**TASK BRIEF:** From the entries below, copy every line where the string "Homes" appears.

Dataset rows about figures:
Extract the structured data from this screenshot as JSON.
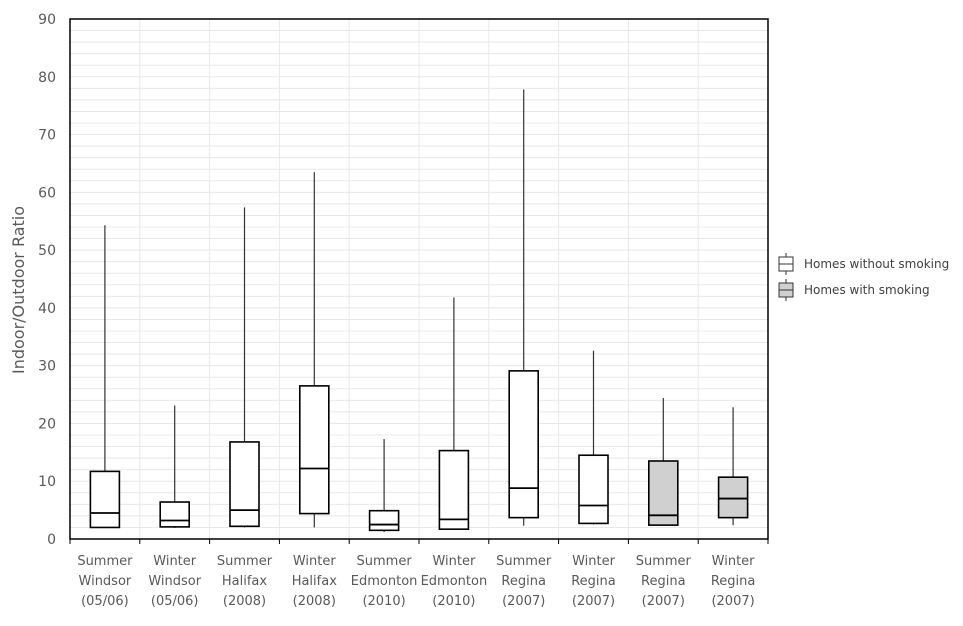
{
  "chart_data": {
    "type": "boxplot",
    "ylabel": "Indoor/Outdoor Ratio",
    "ylim": [
      0,
      90
    ],
    "yticks": [
      0,
      10,
      20,
      30,
      40,
      50,
      60,
      70,
      80,
      90
    ],
    "grid": "on",
    "legend_placement": "right",
    "categories": [
      [
        "Summer",
        "Windsor",
        "(05/06)"
      ],
      [
        "Winter",
        "Windsor",
        "(05/06)"
      ],
      [
        "Summer",
        "Halifax",
        "(2008)"
      ],
      [
        "Winter",
        "Halifax",
        "(2008)"
      ],
      [
        "Summer",
        "Edmonton",
        "(2010)"
      ],
      [
        "Winter",
        "Edmonton",
        "(2010)"
      ],
      [
        "Summer",
        "Regina",
        "(2007)"
      ],
      [
        "Winter",
        "Regina",
        "(2007)"
      ],
      [
        "Summer",
        "Regina",
        "(2007)"
      ],
      [
        "Winter",
        "Regina",
        "(2007)"
      ]
    ],
    "series": [
      {
        "name": "Homes without smoking",
        "color": "#ffffff"
      },
      {
        "name": "Homes with smoking",
        "color": "#d0d0d0"
      }
    ],
    "boxes": [
      {
        "series": 0,
        "min": 2.0,
        "q1": 2.0,
        "median": 4.5,
        "q3": 11.7,
        "max": 54.3
      },
      {
        "series": 0,
        "min": 1.9,
        "q1": 2.1,
        "median": 3.2,
        "q3": 6.4,
        "max": 23.1
      },
      {
        "series": 0,
        "min": 2.0,
        "q1": 2.2,
        "median": 5.0,
        "q3": 16.8,
        "max": 57.4
      },
      {
        "series": 0,
        "min": 2.0,
        "q1": 4.4,
        "median": 12.2,
        "q3": 26.5,
        "max": 63.5
      },
      {
        "series": 0,
        "min": 1.2,
        "q1": 1.5,
        "median": 2.5,
        "q3": 4.9,
        "max": 17.3
      },
      {
        "series": 0,
        "min": 1.6,
        "q1": 1.7,
        "median": 3.4,
        "q3": 15.3,
        "max": 41.8
      },
      {
        "series": 0,
        "min": 2.3,
        "q1": 3.7,
        "median": 8.8,
        "q3": 29.1,
        "max": 77.8
      },
      {
        "series": 0,
        "min": 2.5,
        "q1": 2.7,
        "median": 5.8,
        "q3": 14.5,
        "max": 32.6
      },
      {
        "series": 1,
        "min": 2.4,
        "q1": 2.4,
        "median": 4.1,
        "q3": 13.5,
        "max": 24.4
      },
      {
        "series": 1,
        "min": 2.4,
        "q1": 3.7,
        "median": 7.0,
        "q3": 10.7,
        "max": 22.8
      }
    ]
  }
}
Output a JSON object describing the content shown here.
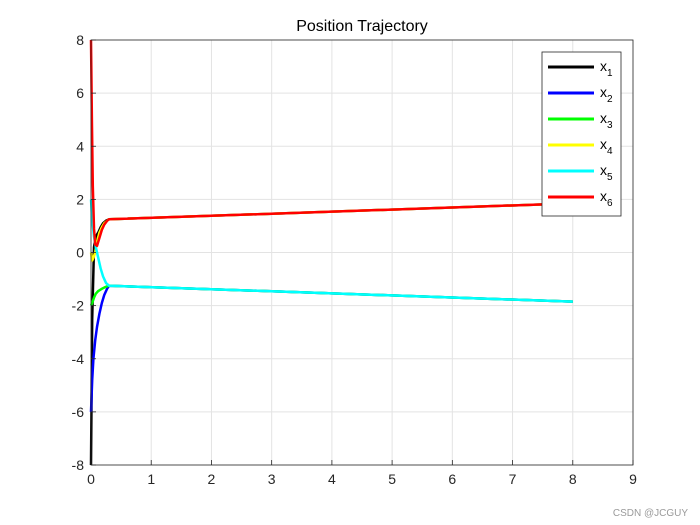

**SOLUTION TO THIS EXERCISE:**
        "name": "Homes without smoking",
        "name": "Homes with smoking",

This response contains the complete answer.